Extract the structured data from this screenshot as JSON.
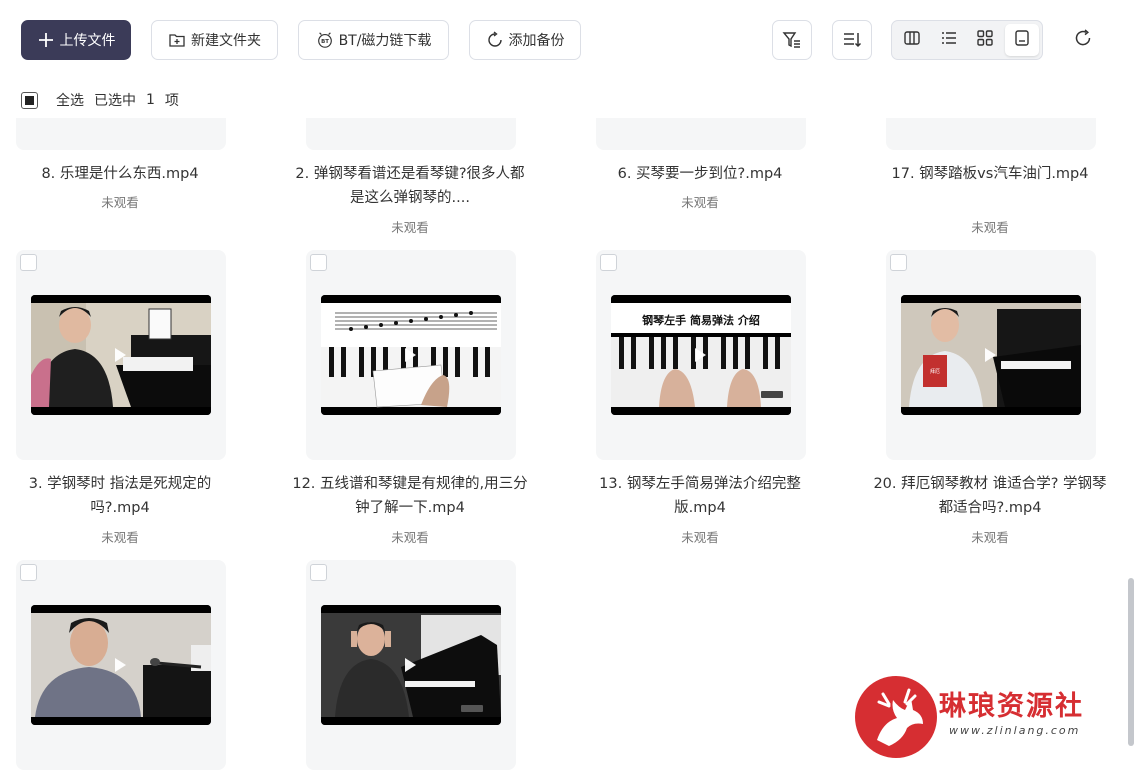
{
  "toolbar": {
    "upload_label": "上传文件",
    "newfolder_label": "新建文件夹",
    "bt_label": "BT/磁力链下载",
    "backup_label": "添加备份"
  },
  "selection": {
    "select_all": "全选",
    "selected_prefix": "已选中",
    "count": "1",
    "unit": "项"
  },
  "files": [
    {
      "name": "8. 乐理是什么东西.mp4",
      "status": "未观看"
    },
    {
      "name": "2. 弹钢琴看谱还是看琴键?很多人都是这么弹钢琴的....",
      "status": "未观看"
    },
    {
      "name": "6. 买琴要一步到位?.mp4",
      "status": "未观看"
    },
    {
      "name": "17. 钢琴踏板vs汽车油门.mp4",
      "status": "未观看"
    },
    {
      "name": "3. 学钢琴时 指法是死规定的吗?.mp4",
      "status": "未观看"
    },
    {
      "name": "12. 五线谱和琴键是有规律的,用三分钟了解一下.mp4",
      "status": "未观看"
    },
    {
      "name": "13. 钢琴左手简易弹法介绍完整版.mp4",
      "status": "未观看"
    },
    {
      "name": "20. 拜厄钢琴教材 谁适合学? 学钢琴都适合吗?.mp4",
      "status": "未观看"
    },
    {
      "name": "",
      "status": ""
    },
    {
      "name": "",
      "status": ""
    }
  ],
  "thumb_captions": {
    "left_hand_title": "钢琴左手 简易弹法 介绍",
    "bayer_book": "拜厄"
  },
  "watermark": {
    "name": "琳琅资源社",
    "url": "www.zlinlang.com"
  },
  "colors": {
    "accent": "#3b3b58",
    "card_bg": "#f5f6f7",
    "watermark_red": "#d62e32"
  }
}
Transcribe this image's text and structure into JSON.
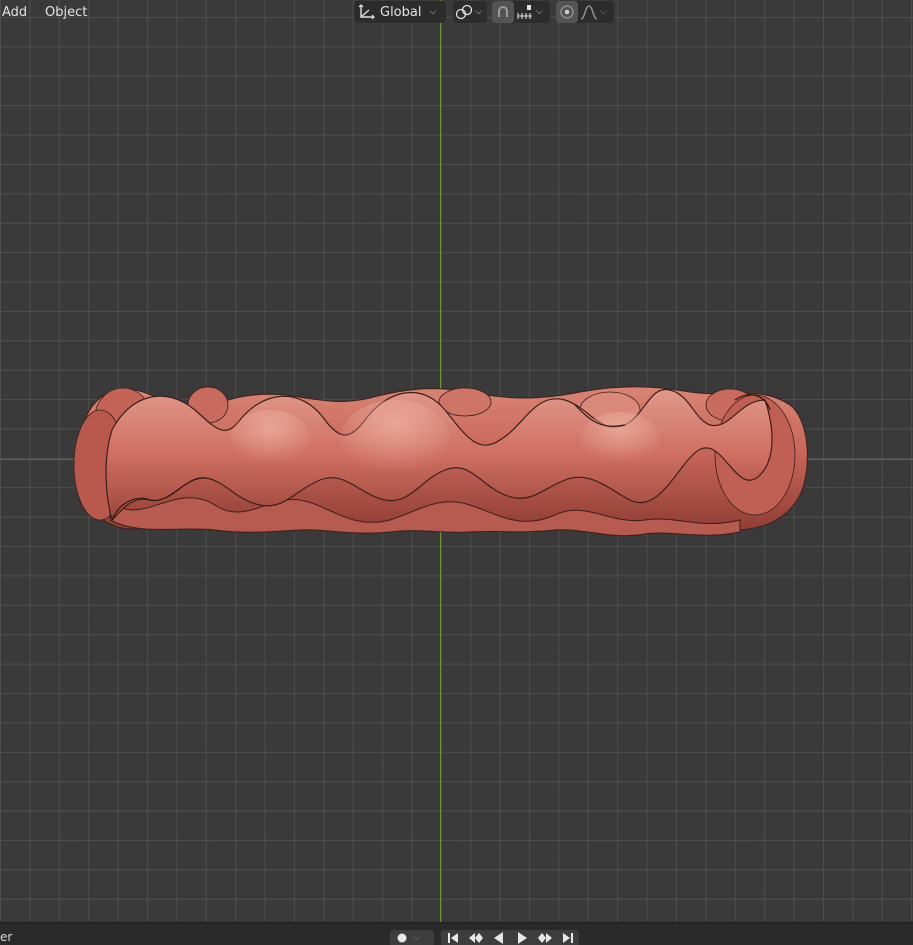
{
  "header": {
    "menus": [
      "Add",
      "Object"
    ],
    "orientation": {
      "icon": "transform-orientation-icon",
      "value": "Global"
    },
    "pivot_icon": "pivot-point-icon",
    "snap_icon": "snap-magnet-icon",
    "snap_increment_icon": "snap-increment-icon",
    "proportional_icon": "proportional-editing-icon",
    "falloff_icon": "falloff-curve-icon"
  },
  "viewport": {
    "background": "#3a3a3a",
    "x_axis_color": "#a44547",
    "y_axis_color": "#6b9732",
    "mesh_color": "#c96a5e"
  },
  "timeline": {
    "label": "er",
    "keyframe_icon": "record-keyframe-icon",
    "playback_icons": [
      "jump-to-start-icon",
      "jump-to-previous-keyframe-icon",
      "play-reverse-icon",
      "play-icon",
      "jump-to-next-keyframe-icon",
      "jump-to-end-icon"
    ]
  }
}
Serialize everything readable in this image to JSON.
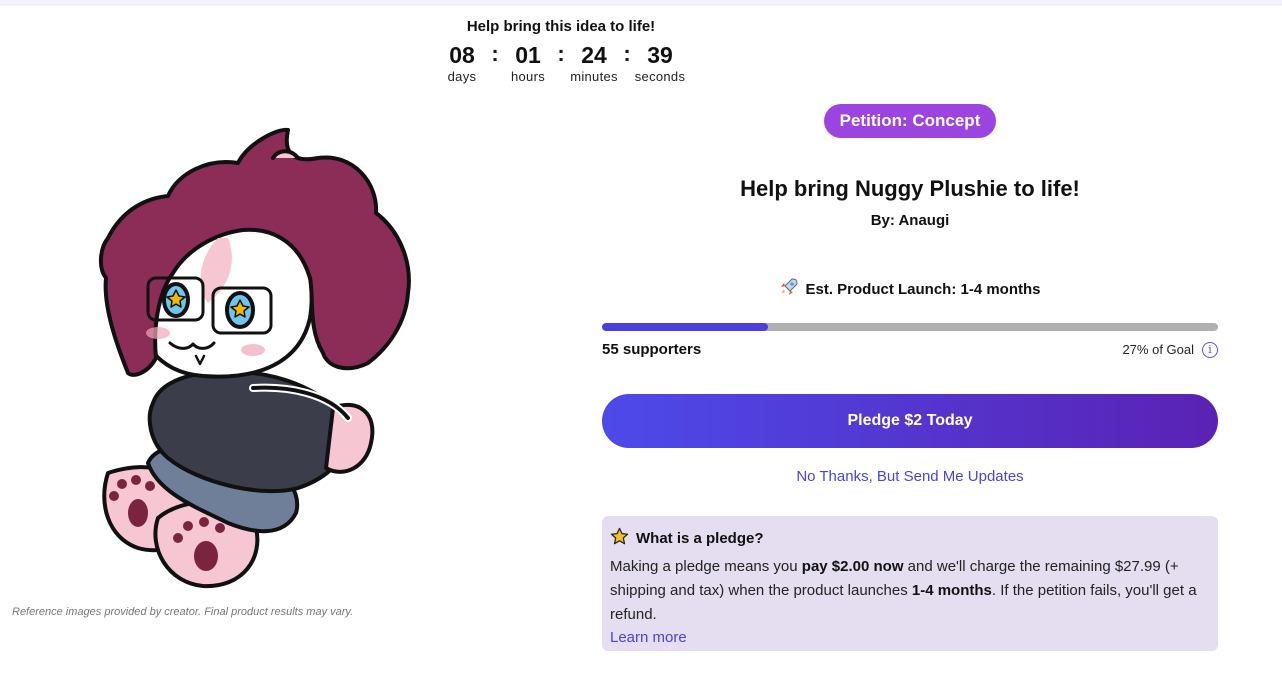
{
  "countdown": {
    "title": "Help bring this idea to life!",
    "days": "08",
    "days_label": "days",
    "hours": "01",
    "hours_label": "hours",
    "minutes": "24",
    "minutes_label": "minutes",
    "seconds": "39",
    "seconds_label": "seconds",
    "separator": ":"
  },
  "disclaimer": "Reference images provided by creator. Final product results may vary.",
  "badge": "Petition: Concept",
  "title": "Help bring Nuggy Plushie to life!",
  "byline": "By: Anaugi",
  "launch": "Est. Product Launch: 1-4 months",
  "progress": {
    "fraction": 0.27,
    "supporters": "55 supporters",
    "goal_text": "27% of Goal",
    "info_glyph": "i"
  },
  "pledge_button": "Pledge $2 Today",
  "no_thanks_link": "No Thanks, But Send Me Updates",
  "info_box": {
    "title": "What is a pledge?",
    "t1": "Making a pledge means you ",
    "b1": "pay $2.00 now",
    "t2": " and we'll charge the remaining $27.99 (+ shipping and tax) when the product launches ",
    "b2": "1-4 months",
    "t3": ". If the petition fails, you'll get a refund.",
    "learn_more": "Learn more"
  },
  "icons": {
    "launch": "rocket-icon",
    "pledge_info": "star-icon",
    "goal_info": "info-icon"
  },
  "colors": {
    "brand_purple": "#4d4aea",
    "badge_purple": "#9b44e0",
    "info_bg": "#e4def0",
    "link": "#4a44d8"
  }
}
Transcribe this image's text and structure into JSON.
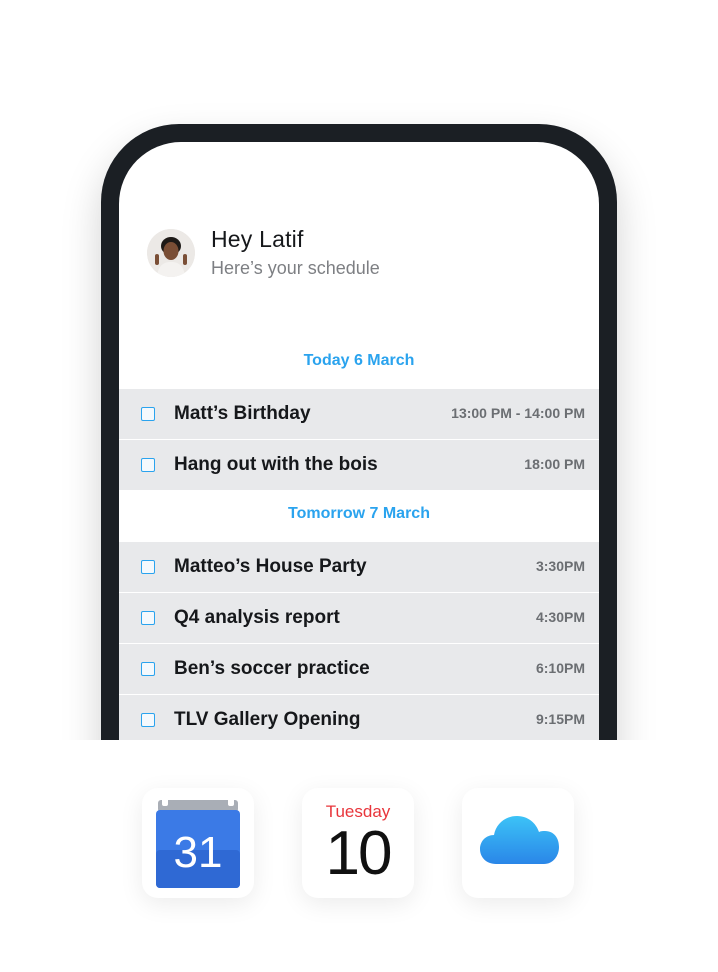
{
  "header": {
    "greeting": "Hey Latif",
    "subtitle": "Here’s your schedule",
    "avatar_icon": "user-avatar-icon"
  },
  "days": [
    {
      "label": "Today 6 March",
      "events": [
        {
          "title": "Matt’s Birthday",
          "time": "13:00 PM - 14:00 PM",
          "checked": false
        },
        {
          "title": "Hang out with the bois",
          "time": "18:00 PM",
          "checked": false
        }
      ]
    },
    {
      "label": "Tomorrow 7 March",
      "events": [
        {
          "title": "Matteo’s House Party",
          "time": "3:30PM",
          "checked": false
        },
        {
          "title": "Q4 analysis report",
          "time": "4:30PM",
          "checked": false
        },
        {
          "title": "Ben’s soccer practice",
          "time": "6:10PM",
          "checked": false
        },
        {
          "title": "TLV Gallery Opening",
          "time": "9:15PM",
          "checked": false
        }
      ]
    }
  ],
  "integrations": {
    "google_calendar": {
      "date": "31",
      "icon": "google-calendar-icon"
    },
    "apple_calendar": {
      "weekday": "Tuesday",
      "date": "10",
      "icon": "apple-calendar-icon"
    },
    "icloud": {
      "icon": "icloud-icon"
    }
  },
  "colors": {
    "accent": "#2aa3ee",
    "phone_frame": "#1b1f24",
    "row_bg": "#e8e9eb",
    "apple_red": "#e8353b",
    "google_blue": "#3b7ae6"
  }
}
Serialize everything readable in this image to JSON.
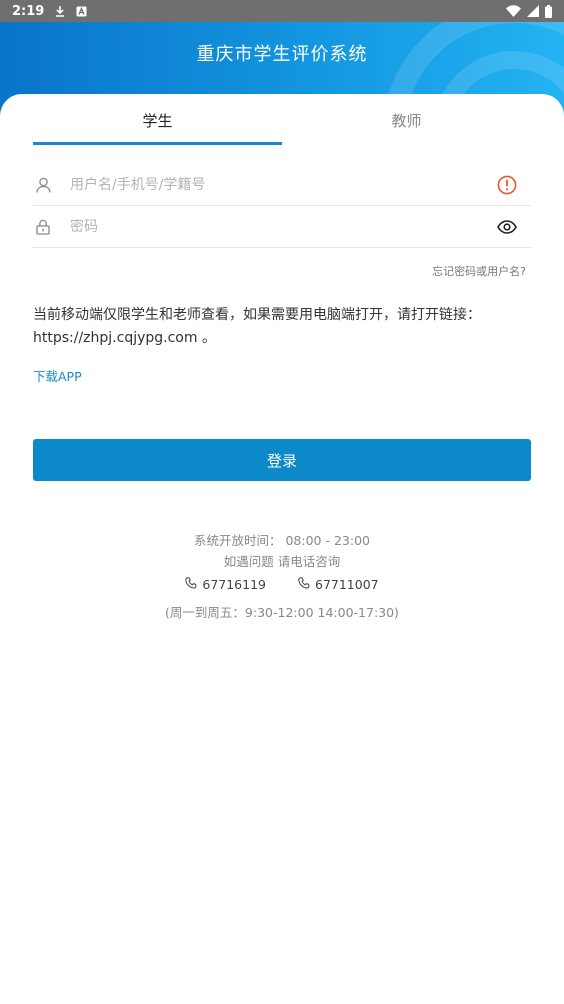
{
  "status_bar": {
    "time": "2:19"
  },
  "header": {
    "title": "重庆市学生评价系统"
  },
  "tabs": [
    {
      "label": "学生",
      "active": true
    },
    {
      "label": "教师",
      "active": false
    }
  ],
  "username_field": {
    "placeholder": "用户名/手机号/学籍号",
    "value": ""
  },
  "password_field": {
    "placeholder": "密码",
    "value": ""
  },
  "forgot_link": "忘记密码或用户名?",
  "notice": {
    "line1": "当前移动端仅限学生和老师查看，如果需要用电脑端打开，请打开链接：",
    "line2": "https://zhpj.cqjypg.com 。"
  },
  "download_link": "下载APP",
  "login_button": "登录",
  "footer": {
    "open_time": "系统开放时间： 08:00 - 23:00",
    "contact": "如遇问题 请电话咨询",
    "phone1": "67716119",
    "phone2": "67711007",
    "hours": "(周一到周五：9:30-12:00 14:00-17:30)"
  },
  "colors": {
    "primary": "#0b89c9",
    "warning": "#e8572a",
    "link": "#1a88d0"
  }
}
^^^^^^^^^^^^^^^^
Given request: Write the lines above out again exactly, without any of their pictures.

Solution:
Extract the structured data from this screenshot as JSON.
{
  "toolbar": {
    "upload_label": "上传文件",
    "newfolder_label": "新建文件夹",
    "bt_label": "BT/磁力链下载",
    "backup_label": "添加备份"
  },
  "selection": {
    "select_all": "全选",
    "selected_prefix": "已选中",
    "count": "1",
    "unit": "项"
  },
  "files": [
    {
      "name": "8. 乐理是什么东西.mp4",
      "status": "未观看"
    },
    {
      "name": "2. 弹钢琴看谱还是看琴键?很多人都是这么弹钢琴的....",
      "status": "未观看"
    },
    {
      "name": "6. 买琴要一步到位?.mp4",
      "status": "未观看"
    },
    {
      "name": "17. 钢琴踏板vs汽车油门.mp4",
      "status": "未观看"
    },
    {
      "name": "3. 学钢琴时 指法是死规定的吗?.mp4",
      "status": "未观看"
    },
    {
      "name": "12. 五线谱和琴键是有规律的,用三分钟了解一下.mp4",
      "status": "未观看"
    },
    {
      "name": "13. 钢琴左手简易弹法介绍完整版.mp4",
      "status": "未观看"
    },
    {
      "name": "20. 拜厄钢琴教材 谁适合学? 学钢琴都适合吗?.mp4",
      "status": "未观看"
    },
    {
      "name": "",
      "status": ""
    },
    {
      "name": "",
      "status": ""
    }
  ],
  "thumb_captions": {
    "left_hand_title": "钢琴左手 简易弹法 介绍",
    "bayer_book": "拜厄"
  },
  "watermark": {
    "name": "琳琅资源社",
    "url": "www.zlinlang.com"
  },
  "colors": {
    "accent": "#3b3b58",
    "card_bg": "#f5f6f7",
    "watermark_red": "#d62e32"
  }
}
Transcribe this image's text and structure into JSON.
{
  "header": {
    "menus": [
      "Add",
      "Object"
    ],
    "orientation": {
      "icon": "transform-orientation-icon",
      "value": "Global"
    },
    "pivot_icon": "pivot-point-icon",
    "snap_icon": "snap-magnet-icon",
    "snap_increment_icon": "snap-increment-icon",
    "proportional_icon": "proportional-editing-icon",
    "falloff_icon": "falloff-curve-icon"
  },
  "viewport": {
    "background": "#3a3a3a",
    "x_axis_color": "#a44547",
    "y_axis_color": "#6b9732",
    "mesh_color": "#c96a5e"
  },
  "timeline": {
    "label": "er",
    "keyframe_icon": "record-keyframe-icon",
    "playback_icons": [
      "jump-to-start-icon",
      "jump-to-previous-keyframe-icon",
      "play-reverse-icon",
      "play-icon",
      "jump-to-next-keyframe-icon",
      "jump-to-end-icon"
    ]
  }
}
Serialize everything readable in this image to JSON.
{
  "countdown": {
    "title": "Help bring this idea to life!",
    "days": "08",
    "days_label": "days",
    "hours": "01",
    "hours_label": "hours",
    "minutes": "24",
    "minutes_label": "minutes",
    "seconds": "39",
    "seconds_label": "seconds",
    "separator": ":"
  },
  "disclaimer": "Reference images provided by creator. Final product results may vary.",
  "badge": "Petition: Concept",
  "title": "Help bring Nuggy Plushie to life!",
  "byline": "By: Anaugi",
  "launch": "Est. Product Launch: 1-4 months",
  "progress": {
    "fraction": 0.27,
    "supporters": "55 supporters",
    "goal_text": "27% of Goal",
    "info_glyph": "i"
  },
  "pledge_button": "Pledge $2 Today",
  "no_thanks_link": "No Thanks, But Send Me Updates",
  "info_box": {
    "title": "What is a pledge?",
    "t1": "Making a pledge means you ",
    "b1": "pay $2.00 now",
    "t2": " and we'll charge the remaining $27.99 (+ shipping and tax) when the product launches ",
    "b2": "1-4 months",
    "t3": ". If the petition fails, you'll get a refund.",
    "learn_more": "Learn more"
  },
  "icons": {
    "launch": "rocket-icon",
    "pledge_info": "star-icon",
    "goal_info": "info-icon"
  },
  "colors": {
    "brand_purple": "#4d4aea",
    "badge_purple": "#9b44e0",
    "info_bg": "#e4def0",
    "link": "#4a44d8"
  }
}
Transcribe this image's text and structure into JSON.
{
  "header": {
    "greeting": "Hey Latif",
    "subtitle": "Here’s your schedule",
    "avatar_icon": "user-avatar-icon"
  },
  "days": [
    {
      "label": "Today 6 March",
      "events": [
        {
          "title": "Matt’s Birthday",
          "time": "13:00 PM - 14:00 PM",
          "checked": false
        },
        {
          "title": "Hang out with the bois",
          "time": "18:00 PM",
          "checked": false
        }
      ]
    },
    {
      "label": "Tomorrow 7 March",
      "events": [
        {
          "title": "Matteo’s House Party",
          "time": "3:30PM",
          "checked": false
        },
        {
          "title": "Q4 analysis report",
          "time": "4:30PM",
          "checked": false
        },
        {
          "title": "Ben’s soccer practice",
          "time": "6:10PM",
          "checked": false
        },
        {
          "title": "TLV Gallery Opening",
          "time": "9:15PM",
          "checked": false
        }
      ]
    }
  ],
  "integrations": {
    "google_calendar": {
      "date": "31",
      "icon": "google-calendar-icon"
    },
    "apple_calendar": {
      "weekday": "Tuesday",
      "date": "10",
      "icon": "apple-calendar-icon"
    },
    "icloud": {
      "icon": "icloud-icon"
    }
  },
  "colors": {
    "accent": "#2aa3ee",
    "phone_frame": "#1b1f24",
    "row_bg": "#e8e9eb",
    "apple_red": "#e8353b",
    "google_blue": "#3b7ae6"
  }
}
Serialize everything readable in this image to JSON.
{
  "status_bar": {
    "time": "2:19"
  },
  "header": {
    "title": "重庆市学生评价系统"
  },
  "tabs": [
    {
      "label": "学生",
      "active": true
    },
    {
      "label": "教师",
      "active": false
    }
  ],
  "username_field": {
    "placeholder": "用户名/手机号/学籍号",
    "value": ""
  },
  "password_field": {
    "placeholder": "密码",
    "value": ""
  },
  "forgot_link": "忘记密码或用户名?",
  "notice": {
    "line1": "当前移动端仅限学生和老师查看，如果需要用电脑端打开，请打开链接：",
    "line2": "https://zhpj.cqjypg.com 。"
  },
  "download_link": "下载APP",
  "login_button": "登录",
  "footer": {
    "open_time": "系统开放时间： 08:00 - 23:00",
    "contact": "如遇问题 请电话咨询",
    "phone1": "67716119",
    "phone2": "67711007",
    "hours": "(周一到周五：9:30-12:00 14:00-17:30)"
  },
  "colors": {
    "primary": "#0b89c9",
    "warning": "#e8572a",
    "link": "#1a88d0"
  }
}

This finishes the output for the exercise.